Stored dataset items
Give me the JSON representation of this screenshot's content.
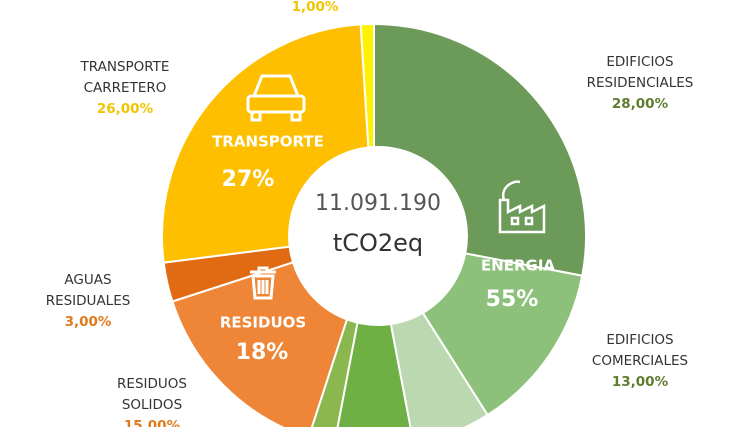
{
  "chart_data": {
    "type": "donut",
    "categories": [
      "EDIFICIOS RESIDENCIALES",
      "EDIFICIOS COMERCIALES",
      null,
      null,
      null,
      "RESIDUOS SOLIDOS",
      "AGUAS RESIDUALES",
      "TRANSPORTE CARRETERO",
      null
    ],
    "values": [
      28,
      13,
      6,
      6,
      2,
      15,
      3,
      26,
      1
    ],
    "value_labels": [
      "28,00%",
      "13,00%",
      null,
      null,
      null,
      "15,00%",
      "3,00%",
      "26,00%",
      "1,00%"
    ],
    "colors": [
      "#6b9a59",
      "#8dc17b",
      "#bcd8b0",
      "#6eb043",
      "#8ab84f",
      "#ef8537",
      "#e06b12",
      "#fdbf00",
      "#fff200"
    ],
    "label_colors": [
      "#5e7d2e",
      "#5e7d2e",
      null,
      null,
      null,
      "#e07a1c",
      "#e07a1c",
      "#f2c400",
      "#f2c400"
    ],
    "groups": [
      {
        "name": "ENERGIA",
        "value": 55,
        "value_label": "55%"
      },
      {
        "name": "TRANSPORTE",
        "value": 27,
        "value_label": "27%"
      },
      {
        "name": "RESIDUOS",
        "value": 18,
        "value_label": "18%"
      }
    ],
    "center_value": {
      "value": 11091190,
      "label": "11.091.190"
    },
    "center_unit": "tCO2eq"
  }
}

- _YOUR INSTRUCTIONS_: Transcribe the complete set of entries verbatim. No pictures belong in the copy.

- _EXERCISE ANSWER_:
Give me the JSON representation of this screenshot's content.
{
  "chart_data": {
    "type": "donut",
    "categories": [
      "EDIFICIOS RESIDENCIALES",
      "EDIFICIOS COMERCIALES",
      null,
      null,
      null,
      "RESIDUOS SOLIDOS",
      "AGUAS RESIDUALES",
      "TRANSPORTE CARRETERO",
      null
    ],
    "values": [
      28,
      13,
      6,
      6,
      2,
      15,
      3,
      26,
      1
    ],
    "value_labels": [
      "28,00%",
      "13,00%",
      null,
      null,
      null,
      "15,00%",
      "3,00%",
      "26,00%",
      "1,00%"
    ],
    "colors": [
      "#6b9a59",
      "#8dc17b",
      "#bcd8b0",
      "#6eb043",
      "#8ab84f",
      "#ef8537",
      "#e06b12",
      "#fdbf00",
      "#fff200"
    ],
    "label_colors": [
      "#5e7d2e",
      "#5e7d2e",
      null,
      null,
      null,
      "#e07a1c",
      "#e07a1c",
      "#f2c400",
      "#f2c400"
    ],
    "groups": [
      {
        "name": "ENERGIA",
        "value": 55,
        "value_label": "55%"
      },
      {
        "name": "TRANSPORTE",
        "value": 27,
        "value_label": "27%"
      },
      {
        "name": "RESIDUOS",
        "value": 18,
        "value_label": "18%"
      }
    ],
    "center_value": {
      "value": 11091190,
      "label": "11.091.190"
    },
    "center_unit": "tCO2eq"
  }
}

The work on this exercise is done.